» **WORK TO BE COMPLETED**:
Write down every entry below once more, exactly.

» **RECORD LIST**:
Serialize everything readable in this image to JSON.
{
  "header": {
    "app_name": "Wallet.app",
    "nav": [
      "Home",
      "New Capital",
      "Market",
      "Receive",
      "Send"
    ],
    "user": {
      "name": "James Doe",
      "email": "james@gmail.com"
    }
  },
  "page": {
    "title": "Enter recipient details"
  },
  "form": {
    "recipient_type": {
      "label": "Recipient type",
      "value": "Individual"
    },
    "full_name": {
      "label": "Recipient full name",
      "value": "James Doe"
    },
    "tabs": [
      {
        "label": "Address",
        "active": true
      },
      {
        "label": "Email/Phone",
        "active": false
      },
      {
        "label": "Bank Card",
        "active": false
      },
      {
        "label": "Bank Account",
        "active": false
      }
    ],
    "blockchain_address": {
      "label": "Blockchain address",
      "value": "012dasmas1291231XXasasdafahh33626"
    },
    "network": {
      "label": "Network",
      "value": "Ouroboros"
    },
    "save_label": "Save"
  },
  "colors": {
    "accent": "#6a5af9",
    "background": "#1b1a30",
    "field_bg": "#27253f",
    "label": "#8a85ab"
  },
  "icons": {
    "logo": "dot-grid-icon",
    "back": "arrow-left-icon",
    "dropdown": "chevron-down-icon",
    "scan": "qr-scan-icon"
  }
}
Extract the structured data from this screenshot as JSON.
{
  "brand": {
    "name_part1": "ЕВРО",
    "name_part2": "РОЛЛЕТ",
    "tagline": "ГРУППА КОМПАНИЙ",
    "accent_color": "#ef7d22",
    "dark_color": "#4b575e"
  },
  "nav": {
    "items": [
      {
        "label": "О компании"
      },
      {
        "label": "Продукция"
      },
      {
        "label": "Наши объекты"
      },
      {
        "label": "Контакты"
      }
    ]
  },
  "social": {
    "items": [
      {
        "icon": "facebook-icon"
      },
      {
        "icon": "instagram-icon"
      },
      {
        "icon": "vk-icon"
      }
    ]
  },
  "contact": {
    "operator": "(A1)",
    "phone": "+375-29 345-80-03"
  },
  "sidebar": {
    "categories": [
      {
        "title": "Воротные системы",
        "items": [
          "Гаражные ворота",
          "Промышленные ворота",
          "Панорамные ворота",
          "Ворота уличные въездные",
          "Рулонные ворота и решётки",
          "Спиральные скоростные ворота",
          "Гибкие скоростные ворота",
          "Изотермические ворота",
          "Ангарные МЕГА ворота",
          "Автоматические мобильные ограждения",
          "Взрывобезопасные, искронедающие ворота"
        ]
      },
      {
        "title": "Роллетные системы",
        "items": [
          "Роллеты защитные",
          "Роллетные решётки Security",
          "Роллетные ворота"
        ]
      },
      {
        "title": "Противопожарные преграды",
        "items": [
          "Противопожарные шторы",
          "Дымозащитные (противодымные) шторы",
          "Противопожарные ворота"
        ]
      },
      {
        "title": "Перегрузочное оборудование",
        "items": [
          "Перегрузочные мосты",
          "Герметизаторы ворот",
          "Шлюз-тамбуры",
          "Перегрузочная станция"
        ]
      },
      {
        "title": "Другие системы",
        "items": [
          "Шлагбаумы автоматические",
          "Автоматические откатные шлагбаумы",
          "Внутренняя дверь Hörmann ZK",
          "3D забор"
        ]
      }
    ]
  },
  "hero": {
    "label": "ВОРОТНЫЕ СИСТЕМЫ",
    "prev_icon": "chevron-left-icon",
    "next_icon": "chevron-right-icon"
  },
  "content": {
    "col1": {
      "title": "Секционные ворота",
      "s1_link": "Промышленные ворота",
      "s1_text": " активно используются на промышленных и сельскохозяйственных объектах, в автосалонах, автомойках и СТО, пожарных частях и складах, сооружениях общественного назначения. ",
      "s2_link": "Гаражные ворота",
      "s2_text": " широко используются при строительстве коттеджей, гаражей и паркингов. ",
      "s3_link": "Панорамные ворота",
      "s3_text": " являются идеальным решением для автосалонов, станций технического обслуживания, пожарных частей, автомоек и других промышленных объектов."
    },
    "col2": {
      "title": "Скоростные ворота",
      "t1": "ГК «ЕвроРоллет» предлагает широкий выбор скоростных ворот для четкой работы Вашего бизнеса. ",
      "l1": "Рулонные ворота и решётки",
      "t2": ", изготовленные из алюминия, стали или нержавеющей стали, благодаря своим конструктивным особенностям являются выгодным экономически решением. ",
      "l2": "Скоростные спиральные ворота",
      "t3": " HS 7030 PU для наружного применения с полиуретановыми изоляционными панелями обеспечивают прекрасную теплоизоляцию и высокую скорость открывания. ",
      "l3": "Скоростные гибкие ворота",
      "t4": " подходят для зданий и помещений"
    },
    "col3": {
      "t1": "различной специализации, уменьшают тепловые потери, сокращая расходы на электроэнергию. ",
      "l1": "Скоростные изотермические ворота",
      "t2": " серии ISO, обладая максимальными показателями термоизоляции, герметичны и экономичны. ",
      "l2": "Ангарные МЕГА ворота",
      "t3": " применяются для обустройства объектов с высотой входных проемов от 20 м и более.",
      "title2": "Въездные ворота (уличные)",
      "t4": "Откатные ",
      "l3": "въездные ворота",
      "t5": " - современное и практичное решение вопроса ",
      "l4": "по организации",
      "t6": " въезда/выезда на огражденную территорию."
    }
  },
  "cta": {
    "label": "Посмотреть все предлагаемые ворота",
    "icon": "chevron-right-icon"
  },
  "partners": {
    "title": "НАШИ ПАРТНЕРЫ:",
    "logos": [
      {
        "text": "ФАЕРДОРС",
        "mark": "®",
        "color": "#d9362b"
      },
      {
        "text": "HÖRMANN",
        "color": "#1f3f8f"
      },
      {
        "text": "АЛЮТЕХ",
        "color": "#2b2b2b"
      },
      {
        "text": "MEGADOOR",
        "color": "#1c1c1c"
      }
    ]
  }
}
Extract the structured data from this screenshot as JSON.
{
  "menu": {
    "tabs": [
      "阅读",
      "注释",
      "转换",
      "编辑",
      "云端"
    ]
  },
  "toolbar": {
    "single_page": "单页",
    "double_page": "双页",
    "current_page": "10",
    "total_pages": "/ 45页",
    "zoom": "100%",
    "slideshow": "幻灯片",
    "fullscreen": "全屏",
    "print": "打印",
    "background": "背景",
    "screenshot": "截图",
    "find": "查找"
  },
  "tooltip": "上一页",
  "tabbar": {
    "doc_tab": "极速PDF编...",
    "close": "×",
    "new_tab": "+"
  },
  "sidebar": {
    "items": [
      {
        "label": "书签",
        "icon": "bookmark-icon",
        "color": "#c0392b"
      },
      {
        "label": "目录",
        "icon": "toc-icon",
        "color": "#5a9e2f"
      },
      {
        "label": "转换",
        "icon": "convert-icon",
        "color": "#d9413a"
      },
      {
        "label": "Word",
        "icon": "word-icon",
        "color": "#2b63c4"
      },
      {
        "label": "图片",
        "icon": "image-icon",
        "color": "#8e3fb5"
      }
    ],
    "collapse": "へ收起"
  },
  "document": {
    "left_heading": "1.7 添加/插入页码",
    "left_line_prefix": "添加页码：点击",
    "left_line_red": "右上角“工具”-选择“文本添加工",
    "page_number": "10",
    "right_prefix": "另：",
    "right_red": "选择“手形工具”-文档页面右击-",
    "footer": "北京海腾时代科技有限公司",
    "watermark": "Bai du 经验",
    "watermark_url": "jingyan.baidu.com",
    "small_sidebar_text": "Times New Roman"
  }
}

» **REPLY TO THE TASK**:
Serialize everything readable in this image to JSON.
{
  "header": {
    "app_name": "Wallet.app",
    "nav": [
      "Home",
      "New Capital",
      "Market",
      "Receive",
      "Send"
    ],
    "user": {
      "name": "James Doe",
      "email": "james@gmail.com"
    }
  },
  "page": {
    "title": "Enter recipient details"
  },
  "form": {
    "recipient_type": {
      "label": "Recipient type",
      "value": "Individual"
    },
    "full_name": {
      "label": "Recipient full name",
      "value": "James Doe"
    },
    "tabs": [
      {
        "label": "Address",
        "active": true
      },
      {
        "label": "Email/Phone",
        "active": false
      },
      {
        "label": "Bank Card",
        "active": false
      },
      {
        "label": "Bank Account",
        "active": false
      }
    ],
    "blockchain_address": {
      "label": "Blockchain address",
      "value": "012dasmas1291231XXasasdafahh33626"
    },
    "network": {
      "label": "Network",
      "value": "Ouroboros"
    },
    "save_label": "Save"
  },
  "colors": {
    "accent": "#6a5af9",
    "background": "#1b1a30",
    "field_bg": "#27253f",
    "label": "#8a85ab"
  },
  "icons": {
    "logo": "dot-grid-icon",
    "back": "arrow-left-icon",
    "dropdown": "chevron-down-icon",
    "scan": "qr-scan-icon"
  }
}
Extract the structured data from this screenshot as JSON.
{
  "brand": {
    "name_part1": "ЕВРО",
    "name_part2": "РОЛЛЕТ",
    "tagline": "ГРУППА КОМПАНИЙ",
    "accent_color": "#ef7d22",
    "dark_color": "#4b575e"
  },
  "nav": {
    "items": [
      {
        "label": "О компании"
      },
      {
        "label": "Продукция"
      },
      {
        "label": "Наши объекты"
      },
      {
        "label": "Контакты"
      }
    ]
  },
  "social": {
    "items": [
      {
        "icon": "facebook-icon"
      },
      {
        "icon": "instagram-icon"
      },
      {
        "icon": "vk-icon"
      }
    ]
  },
  "contact": {
    "operator": "(A1)",
    "phone": "+375-29 345-80-03"
  },
  "sidebar": {
    "categories": [
      {
        "title": "Воротные системы",
        "items": [
          "Гаражные ворота",
          "Промышленные ворота",
          "Панорамные ворота",
          "Ворота уличные въездные",
          "Рулонные ворота и решётки",
          "Спиральные скоростные ворота",
          "Гибкие скоростные ворота",
          "Изотермические ворота",
          "Ангарные МЕГА ворота",
          "Автоматические мобильные ограждения",
          "Взрывобезопасные, искронедающие ворота"
        ]
      },
      {
        "title": "Роллетные системы",
        "items": [
          "Роллеты защитные",
          "Роллетные решётки Security",
          "Роллетные ворота"
        ]
      },
      {
        "title": "Противопожарные преграды",
        "items": [
          "Противопожарные шторы",
          "Дымозащитные (противодымные) шторы",
          "Противопожарные ворота"
        ]
      },
      {
        "title": "Перегрузочное оборудование",
        "items": [
          "Перегрузочные мосты",
          "Герметизаторы ворот",
          "Шлюз-тамбуры",
          "Перегрузочная станция"
        ]
      },
      {
        "title": "Другие системы",
        "items": [
          "Шлагбаумы автоматические",
          "Автоматические откатные шлагбаумы",
          "Внутренняя дверь Hörmann ZK",
          "3D забор"
        ]
      }
    ]
  },
  "hero": {
    "label": "ВОРОТНЫЕ СИСТЕМЫ",
    "prev_icon": "chevron-left-icon",
    "next_icon": "chevron-right-icon"
  },
  "content": {
    "col1": {
      "title": "Секционные ворота",
      "s1_link": "Промышленные ворота",
      "s1_text": " активно используются на промышленных и сельскохозяйственных объектах, в автосалонах, автомойках и СТО, пожарных частях и складах, сооружениях общественного назначения. ",
      "s2_link": "Гаражные ворота",
      "s2_text": " широко используются при строительстве коттеджей, гаражей и паркингов. ",
      "s3_link": "Панорамные ворота",
      "s3_text": " являются идеальным решением для автосалонов, станций технического обслуживания, пожарных частей, автомоек и других промышленных объектов."
    },
    "col2": {
      "title": "Скоростные ворота",
      "t1": "ГК «ЕвроРоллет» предлагает широкий выбор скоростных ворот для четкой работы Вашего бизнеса. ",
      "l1": "Рулонные ворота и решётки",
      "t2": ", изготовленные из алюминия, стали или нержавеющей стали, благодаря своим конструктивным особенностям являются выгодным экономически решением. ",
      "l2": "Скоростные спиральные ворота",
      "t3": " HS 7030 PU для наружного применения с полиуретановыми изоляционными панелями обеспечивают прекрасную теплоизоляцию и высокую скорость открывания. ",
      "l3": "Скоростные гибкие ворота",
      "t4": " подходят для зданий и помещений"
    },
    "col3": {
      "t1": "различной специализации, уменьшают тепловые потери, сокращая расходы на электроэнергию. ",
      "l1": "Скоростные изотермические ворота",
      "t2": " серии ISO, обладая максимальными показателями термоизоляции, герметичны и экономичны. ",
      "l2": "Ангарные МЕГА ворота",
      "t3": " применяются для обустройства объектов с высотой входных проемов от 20 м и более.",
      "title2": "Въездные ворота (уличные)",
      "t4": "Откатные ",
      "l3": "въездные ворота",
      "t5": " - современное и практичное решение вопроса ",
      "l4": "по организации",
      "t6": " въезда/выезда на огражденную территорию."
    }
  },
  "cta": {
    "label": "Посмотреть все предлагаемые ворота",
    "icon": "chevron-right-icon"
  },
  "partners": {
    "title": "НАШИ ПАРТНЕРЫ:",
    "logos": [
      {
        "text": "ФАЕРДОРС",
        "mark": "®",
        "color": "#d9362b"
      },
      {
        "text": "HÖRMANN",
        "color": "#1f3f8f"
      },
      {
        "text": "АЛЮТЕХ",
        "color": "#2b2b2b"
      },
      {
        "text": "MEGADOOR",
        "color": "#1c1c1c"
      }
    ]
  }
}
Extract the structured data from this screenshot as JSON.
{
  "menu": {
    "tabs": [
      "阅读",
      "注释",
      "转换",
      "编辑",
      "云端"
    ]
  },
  "toolbar": {
    "single_page": "单页",
    "double_page": "双页",
    "current_page": "10",
    "total_pages": "/ 45页",
    "zoom": "100%",
    "slideshow": "幻灯片",
    "fullscreen": "全屏",
    "print": "打印",
    "background": "背景",
    "screenshot": "截图",
    "find": "查找"
  },
  "tooltip": "上一页",
  "tabbar": {
    "doc_tab": "极速PDF编...",
    "close": "×",
    "new_tab": "+"
  },
  "sidebar": {
    "items": [
      {
        "label": "书签",
        "icon": "bookmark-icon",
        "color": "#c0392b"
      },
      {
        "label": "目录",
        "icon": "toc-icon",
        "color": "#5a9e2f"
      },
      {
        "label": "转换",
        "icon": "convert-icon",
        "color": "#d9413a"
      },
      {
        "label": "Word",
        "icon": "word-icon",
        "color": "#2b63c4"
      },
      {
        "label": "图片",
        "icon": "image-icon",
        "color": "#8e3fb5"
      }
    ],
    "collapse": "へ收起"
  },
  "document": {
    "left_heading": "1.7 添加/插入页码",
    "left_line_prefix": "添加页码：点击",
    "left_line_red": "右上角“工具”-选择“文本添加工",
    "page_number": "10",
    "right_prefix": "另：",
    "right_red": "选择“手形工具”-文档页面右击-",
    "footer": "北京海腾时代科技有限公司",
    "watermark": "Bai du 经验",
    "watermark_url": "jingyan.baidu.com",
    "small_sidebar_text": "Times New Roman"
  }
}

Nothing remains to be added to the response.